TASK REQUIREMENTS: Extract every line that contains the word "color".

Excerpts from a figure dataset
☆ ☆ ☆

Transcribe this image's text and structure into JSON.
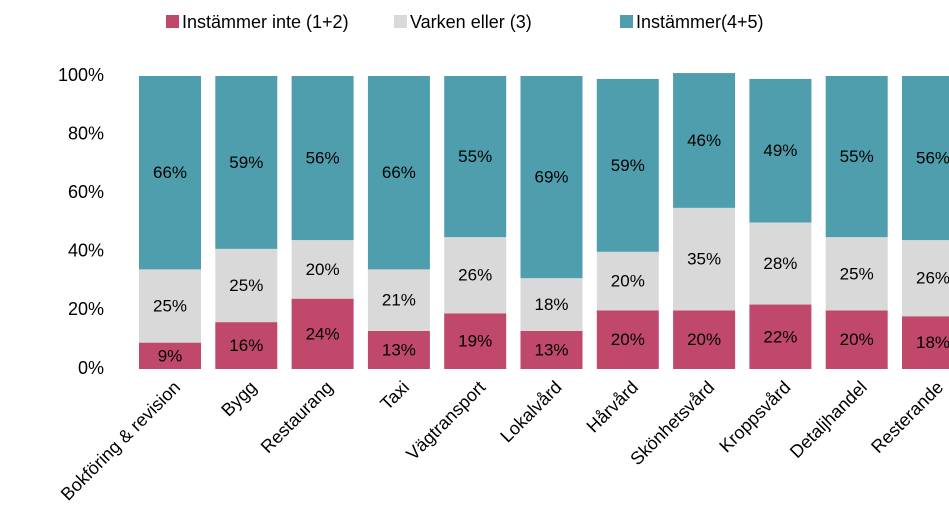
{
  "chart_data": {
    "type": "stacked_bar",
    "categories": [
      "Bokföring & revision",
      "Bygg",
      "Restaurang",
      "Taxi",
      "Vägtransport",
      "Lokalvård",
      "Hårvård",
      "Skönhetsvård",
      "Kroppsvård",
      "Detaljhandel",
      "Resterande"
    ],
    "series": [
      {
        "name": "Instämmer inte (1+2)",
        "color": "#c0496b",
        "values": [
          9,
          16,
          24,
          13,
          19,
          13,
          20,
          20,
          22,
          20,
          18
        ],
        "value_labels": [
          "9%",
          "16%",
          "24%",
          "13%",
          "19%",
          "13%",
          "20%",
          "20%",
          "22%",
          "20%",
          "18%"
        ]
      },
      {
        "name": "Varken eller (3)",
        "color": "#d9d9d9",
        "values": [
          25,
          25,
          20,
          21,
          26,
          18,
          20,
          35,
          28,
          25,
          26
        ],
        "value_labels": [
          "25%",
          "25%",
          "20%",
          "21%",
          "26%",
          "18%",
          "20%",
          "35%",
          "28%",
          "25%",
          "26%"
        ]
      },
      {
        "name": "Instämmer(4+5)",
        "color": "#4f9ead",
        "values": [
          66,
          59,
          56,
          66,
          55,
          69,
          59,
          46,
          49,
          55,
          56
        ],
        "value_labels": [
          "66%",
          "59%",
          "56%",
          "66%",
          "55%",
          "69%",
          "59%",
          "46%",
          "49%",
          "55%",
          "56%"
        ]
      }
    ],
    "ylim": [
      0,
      100
    ],
    "yticks": [
      {
        "value": 0,
        "label": "0%"
      },
      {
        "value": 20,
        "label": "20%"
      },
      {
        "value": 40,
        "label": "40%"
      },
      {
        "value": 60,
        "label": "60%"
      },
      {
        "value": 80,
        "label": "80%"
      },
      {
        "value": 100,
        "label": "100%"
      }
    ],
    "legend": "top"
  }
}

☆ ☆ ☆

FULL ANSWER:
        "color": "#c0496b",
        "color": "#d9d9d9",
        "color": "#4f9ead",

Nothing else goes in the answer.